** MATERIAL FOR THIS EXERCISE **
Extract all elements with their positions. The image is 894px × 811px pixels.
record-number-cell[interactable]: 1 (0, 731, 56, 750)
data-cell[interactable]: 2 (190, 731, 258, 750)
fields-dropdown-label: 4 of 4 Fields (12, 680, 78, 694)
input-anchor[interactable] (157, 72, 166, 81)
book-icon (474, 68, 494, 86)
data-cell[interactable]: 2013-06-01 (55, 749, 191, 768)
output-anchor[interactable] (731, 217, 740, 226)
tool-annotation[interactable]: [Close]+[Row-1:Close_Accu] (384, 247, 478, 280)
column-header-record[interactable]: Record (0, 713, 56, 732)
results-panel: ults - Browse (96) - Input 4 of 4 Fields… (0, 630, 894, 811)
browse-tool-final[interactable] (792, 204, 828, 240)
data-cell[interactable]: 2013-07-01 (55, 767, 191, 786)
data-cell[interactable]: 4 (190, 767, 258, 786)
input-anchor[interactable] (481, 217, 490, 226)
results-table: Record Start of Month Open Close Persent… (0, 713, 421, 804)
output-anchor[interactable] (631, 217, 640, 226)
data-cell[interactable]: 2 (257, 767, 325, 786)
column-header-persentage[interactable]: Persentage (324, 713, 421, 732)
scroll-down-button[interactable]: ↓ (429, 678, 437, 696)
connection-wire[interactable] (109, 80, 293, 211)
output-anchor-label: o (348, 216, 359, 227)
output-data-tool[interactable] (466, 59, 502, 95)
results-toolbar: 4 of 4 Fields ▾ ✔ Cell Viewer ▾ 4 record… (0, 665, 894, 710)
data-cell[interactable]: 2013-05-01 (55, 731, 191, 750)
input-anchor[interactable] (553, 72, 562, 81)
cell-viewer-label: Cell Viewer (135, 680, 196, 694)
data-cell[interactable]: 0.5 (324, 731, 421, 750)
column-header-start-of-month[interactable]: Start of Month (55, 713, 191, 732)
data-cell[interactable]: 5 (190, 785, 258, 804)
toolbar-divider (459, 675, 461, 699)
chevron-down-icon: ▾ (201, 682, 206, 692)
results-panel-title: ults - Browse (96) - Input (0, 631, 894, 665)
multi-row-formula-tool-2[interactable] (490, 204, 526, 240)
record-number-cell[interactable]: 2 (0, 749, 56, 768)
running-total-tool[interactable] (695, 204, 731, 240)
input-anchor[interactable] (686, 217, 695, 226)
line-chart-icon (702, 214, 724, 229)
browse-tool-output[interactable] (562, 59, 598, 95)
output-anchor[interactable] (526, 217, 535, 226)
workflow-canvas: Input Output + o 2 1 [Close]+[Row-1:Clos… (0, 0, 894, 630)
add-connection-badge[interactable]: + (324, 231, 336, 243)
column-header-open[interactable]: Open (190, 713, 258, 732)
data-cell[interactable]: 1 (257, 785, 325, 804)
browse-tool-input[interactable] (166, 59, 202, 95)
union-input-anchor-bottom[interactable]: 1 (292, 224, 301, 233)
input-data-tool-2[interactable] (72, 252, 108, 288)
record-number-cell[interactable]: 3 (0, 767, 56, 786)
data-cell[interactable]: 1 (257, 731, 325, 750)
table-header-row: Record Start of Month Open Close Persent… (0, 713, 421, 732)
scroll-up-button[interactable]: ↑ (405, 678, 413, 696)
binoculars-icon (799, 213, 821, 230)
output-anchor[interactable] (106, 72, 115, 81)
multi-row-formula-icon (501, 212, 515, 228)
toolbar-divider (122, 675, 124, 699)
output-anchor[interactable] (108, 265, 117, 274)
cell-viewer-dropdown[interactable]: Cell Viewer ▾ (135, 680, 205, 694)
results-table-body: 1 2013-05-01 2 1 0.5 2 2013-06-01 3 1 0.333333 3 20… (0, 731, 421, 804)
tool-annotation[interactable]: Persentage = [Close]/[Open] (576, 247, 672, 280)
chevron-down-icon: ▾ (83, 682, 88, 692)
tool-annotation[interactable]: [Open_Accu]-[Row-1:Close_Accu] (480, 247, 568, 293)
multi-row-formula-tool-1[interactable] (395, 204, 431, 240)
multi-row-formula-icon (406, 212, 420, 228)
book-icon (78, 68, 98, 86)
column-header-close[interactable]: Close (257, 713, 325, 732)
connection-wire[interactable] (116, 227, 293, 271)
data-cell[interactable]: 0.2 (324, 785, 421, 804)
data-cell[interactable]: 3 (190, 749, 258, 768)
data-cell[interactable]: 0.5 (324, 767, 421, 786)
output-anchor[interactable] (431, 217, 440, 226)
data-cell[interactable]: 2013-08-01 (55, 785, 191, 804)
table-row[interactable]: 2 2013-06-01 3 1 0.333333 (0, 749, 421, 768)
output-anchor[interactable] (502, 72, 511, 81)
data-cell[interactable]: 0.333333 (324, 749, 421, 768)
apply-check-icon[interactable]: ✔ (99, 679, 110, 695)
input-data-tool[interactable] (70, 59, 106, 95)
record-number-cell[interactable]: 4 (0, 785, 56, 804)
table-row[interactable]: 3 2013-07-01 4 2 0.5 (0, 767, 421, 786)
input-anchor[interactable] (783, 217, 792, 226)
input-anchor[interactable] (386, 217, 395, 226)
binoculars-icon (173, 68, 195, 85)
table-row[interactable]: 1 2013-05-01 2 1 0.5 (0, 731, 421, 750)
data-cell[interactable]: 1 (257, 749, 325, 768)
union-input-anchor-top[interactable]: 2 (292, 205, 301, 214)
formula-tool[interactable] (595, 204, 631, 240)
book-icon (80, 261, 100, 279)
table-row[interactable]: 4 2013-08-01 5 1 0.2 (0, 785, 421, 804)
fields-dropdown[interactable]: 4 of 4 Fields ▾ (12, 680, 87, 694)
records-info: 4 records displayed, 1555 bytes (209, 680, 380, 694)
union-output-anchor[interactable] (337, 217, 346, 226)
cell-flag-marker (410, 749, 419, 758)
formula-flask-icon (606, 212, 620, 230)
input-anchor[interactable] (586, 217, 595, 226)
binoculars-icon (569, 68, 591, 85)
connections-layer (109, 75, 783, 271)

** GOAL **
State how many lines of the rows above contain the string "Start", treating uppercase and lowercase as distinct. Give only the number.

** ANSWER TO THE EXERCISE **
3